#### Exercise brief:
Check each line of the entries below for the string "Default"; copy every line where it appears.

#### Records supplied:
--- START ---
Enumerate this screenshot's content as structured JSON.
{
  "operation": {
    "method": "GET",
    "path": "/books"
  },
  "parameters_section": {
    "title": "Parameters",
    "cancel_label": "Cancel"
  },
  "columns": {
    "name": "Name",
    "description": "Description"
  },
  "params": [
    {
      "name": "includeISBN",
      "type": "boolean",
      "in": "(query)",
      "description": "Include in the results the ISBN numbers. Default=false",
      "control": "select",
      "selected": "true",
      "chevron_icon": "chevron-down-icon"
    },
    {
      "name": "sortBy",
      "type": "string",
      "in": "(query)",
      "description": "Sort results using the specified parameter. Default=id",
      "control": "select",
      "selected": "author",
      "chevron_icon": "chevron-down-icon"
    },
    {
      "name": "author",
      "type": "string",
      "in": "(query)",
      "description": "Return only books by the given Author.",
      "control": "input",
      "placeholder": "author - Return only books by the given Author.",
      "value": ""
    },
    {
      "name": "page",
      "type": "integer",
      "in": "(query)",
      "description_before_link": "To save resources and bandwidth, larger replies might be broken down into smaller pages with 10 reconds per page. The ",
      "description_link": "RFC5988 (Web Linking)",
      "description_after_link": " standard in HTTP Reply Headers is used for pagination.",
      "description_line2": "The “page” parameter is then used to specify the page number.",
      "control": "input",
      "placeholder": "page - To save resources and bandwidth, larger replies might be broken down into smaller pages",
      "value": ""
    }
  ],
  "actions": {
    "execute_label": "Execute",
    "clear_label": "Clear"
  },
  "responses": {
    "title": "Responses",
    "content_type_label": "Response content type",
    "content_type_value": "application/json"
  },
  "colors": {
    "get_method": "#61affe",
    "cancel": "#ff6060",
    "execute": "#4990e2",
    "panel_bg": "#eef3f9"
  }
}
--- END ---
#### Task response:
      "description": "Include in the results the ISBN numbers. Default=false",
      "description": "Sort results using the specified parameter. Default=id",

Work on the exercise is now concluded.